Exercise:
Reproduce the listing below with "Patent image size" swapped for "Drawing size" and every other part left unchanged.

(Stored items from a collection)
>> begin
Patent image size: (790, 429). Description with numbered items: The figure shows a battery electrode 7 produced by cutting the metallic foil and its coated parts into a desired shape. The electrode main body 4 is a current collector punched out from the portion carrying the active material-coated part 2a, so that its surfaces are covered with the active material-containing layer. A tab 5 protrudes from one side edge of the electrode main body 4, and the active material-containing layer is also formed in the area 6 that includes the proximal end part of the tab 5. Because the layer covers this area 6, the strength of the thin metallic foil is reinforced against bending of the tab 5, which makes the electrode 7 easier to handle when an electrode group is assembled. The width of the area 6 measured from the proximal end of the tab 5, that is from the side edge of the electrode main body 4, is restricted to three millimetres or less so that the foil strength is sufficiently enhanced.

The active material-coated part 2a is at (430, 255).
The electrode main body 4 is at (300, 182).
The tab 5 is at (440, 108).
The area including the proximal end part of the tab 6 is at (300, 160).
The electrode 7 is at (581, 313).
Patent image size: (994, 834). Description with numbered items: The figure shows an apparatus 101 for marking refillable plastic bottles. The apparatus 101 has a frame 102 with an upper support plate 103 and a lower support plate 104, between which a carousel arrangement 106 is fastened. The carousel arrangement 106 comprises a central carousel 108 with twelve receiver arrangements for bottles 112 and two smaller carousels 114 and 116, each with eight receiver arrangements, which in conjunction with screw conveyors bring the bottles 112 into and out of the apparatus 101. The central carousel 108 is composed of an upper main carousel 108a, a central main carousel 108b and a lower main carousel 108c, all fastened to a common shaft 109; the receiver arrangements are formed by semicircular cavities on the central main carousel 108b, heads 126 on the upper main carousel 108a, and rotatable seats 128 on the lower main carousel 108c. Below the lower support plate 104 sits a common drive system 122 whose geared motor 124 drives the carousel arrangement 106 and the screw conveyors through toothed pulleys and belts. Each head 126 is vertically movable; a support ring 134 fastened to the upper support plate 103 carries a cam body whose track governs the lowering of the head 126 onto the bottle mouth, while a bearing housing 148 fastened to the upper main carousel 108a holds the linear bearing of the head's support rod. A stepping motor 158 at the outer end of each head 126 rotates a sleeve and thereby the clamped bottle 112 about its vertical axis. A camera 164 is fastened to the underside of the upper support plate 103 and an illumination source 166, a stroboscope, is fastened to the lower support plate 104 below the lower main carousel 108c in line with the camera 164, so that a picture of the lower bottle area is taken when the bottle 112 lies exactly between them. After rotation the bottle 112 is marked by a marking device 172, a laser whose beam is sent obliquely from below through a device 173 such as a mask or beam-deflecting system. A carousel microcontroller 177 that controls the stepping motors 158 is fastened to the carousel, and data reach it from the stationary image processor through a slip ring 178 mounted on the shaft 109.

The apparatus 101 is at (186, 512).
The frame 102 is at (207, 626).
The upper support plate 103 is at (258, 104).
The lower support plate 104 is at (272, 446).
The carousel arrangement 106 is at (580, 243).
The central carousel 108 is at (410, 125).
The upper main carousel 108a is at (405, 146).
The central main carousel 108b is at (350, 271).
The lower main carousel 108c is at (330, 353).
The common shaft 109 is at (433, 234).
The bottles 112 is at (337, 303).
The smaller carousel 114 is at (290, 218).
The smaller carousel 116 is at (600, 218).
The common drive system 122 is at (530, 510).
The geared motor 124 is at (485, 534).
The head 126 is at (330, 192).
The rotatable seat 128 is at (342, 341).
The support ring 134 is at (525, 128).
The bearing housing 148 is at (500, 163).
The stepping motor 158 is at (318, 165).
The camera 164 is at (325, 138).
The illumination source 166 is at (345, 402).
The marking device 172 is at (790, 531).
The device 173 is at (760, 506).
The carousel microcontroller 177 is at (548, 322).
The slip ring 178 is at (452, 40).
>> end
Answer to the task:
Drawing size: (790, 429). Description with numbered items: The figure shows a battery electrode 7 produced by cutting the metallic foil and its coated parts into a desired shape. The electrode main body 4 is a current collector punched out from the portion carrying the active material-coated part 2a, so that its surfaces are covered with the active material-containing layer. A tab 5 protrudes from one side edge of the electrode main body 4, and the active material-containing layer is also formed in the area 6 that includes the proximal end part of the tab 5. Because the layer covers this area 6, the strength of the thin metallic foil is reinforced against bending of the tab 5, which makes the electrode 7 easier to handle when an electrode group is assembled. The width of the area 6 measured from the proximal end of the tab 5, that is from the side edge of the electrode main body 4, is restricted to three millimetres or less so that the foil strength is sufficiently enhanced.

The active material-coated part 2a is at (430, 255).
The electrode main body 4 is at (300, 182).
The tab 5 is at (440, 108).
The area including the proximal end part of the tab 6 is at (300, 160).
The electrode 7 is at (581, 313).
Drawing size: (994, 834). Description with numbered items: The figure shows an apparatus 101 for marking refillable plastic bottles. The apparatus 101 has a frame 102 with an upper support plate 103 and a lower support plate 104, between which a carousel arrangement 106 is fastened. The carousel arrangement 106 comprises a central carousel 108 with twelve receiver arrangements for bottles 112 and two smaller carousels 114 and 116, each with eight receiver arrangements, which in conjunction with screw conveyors bring the bottles 112 into and out of the apparatus 101. The central carousel 108 is composed of an upper main carousel 108a, a central main carousel 108b and a lower main carousel 108c, all fastened to a common shaft 109; the receiver arrangements are formed by semicircular cavities on the central main carousel 108b, heads 126 on the upper main carousel 108a, and rotatable seats 128 on the lower main carousel 108c. Below the lower support plate 104 sits a common drive system 122 whose geared motor 124 drives the carousel arrangement 106 and the screw conveyors through toothed pulleys and belts. Each head 126 is vertically movable; a support ring 134 fastened to the upper support plate 103 carries a cam body whose track governs the lowering of the head 126 onto the bottle mouth, while a bearing housing 148 fastened to the upper main carousel 108a holds the linear bearing of the head's support rod. A stepping motor 158 at the outer end of each head 126 rotates a sleeve and thereby the clamped bottle 112 about its vertical axis. A camera 164 is fastened to the underside of the upper support plate 103 and an illumination source 166, a stroboscope, is fastened to the lower support plate 104 below the lower main carousel 108c in line with the camera 164, so that a picture of the lower bottle area is taken when the bottle 112 lies exactly between them. After rotation the bottle 112 is marked by a marking device 172, a laser whose beam is sent obliquely from below through a device 173 such as a mask or beam-deflecting system. A carousel microcontroller 177 that controls the stepping motors 158 is fastened to the carousel, and data reach it from the stationary image processor through a slip ring 178 mounted on the shaft 109.

The apparatus 101 is at (186, 512).
The frame 102 is at (207, 626).
The upper support plate 103 is at (258, 104).
The lower support plate 104 is at (272, 446).
The carousel arrangement 106 is at (580, 243).
The central carousel 108 is at (410, 125).
The upper main carousel 108a is at (405, 146).
The central main carousel 108b is at (350, 271).
The lower main carousel 108c is at (330, 353).
The common shaft 109 is at (433, 234).
The bottles 112 is at (337, 303).
The smaller carousel 114 is at (290, 218).
The smaller carousel 116 is at (600, 218).
The common drive system 122 is at (530, 510).
The geared motor 124 is at (485, 534).
The head 126 is at (330, 192).
The rotatable seat 128 is at (342, 341).
The support ring 134 is at (525, 128).
The bearing housing 148 is at (500, 163).
The stepping motor 158 is at (318, 165).
The camera 164 is at (325, 138).
The illumination source 166 is at (345, 402).
The marking device 172 is at (790, 531).
The device 173 is at (760, 506).
The carousel microcontroller 177 is at (548, 322).
The slip ring 178 is at (452, 40).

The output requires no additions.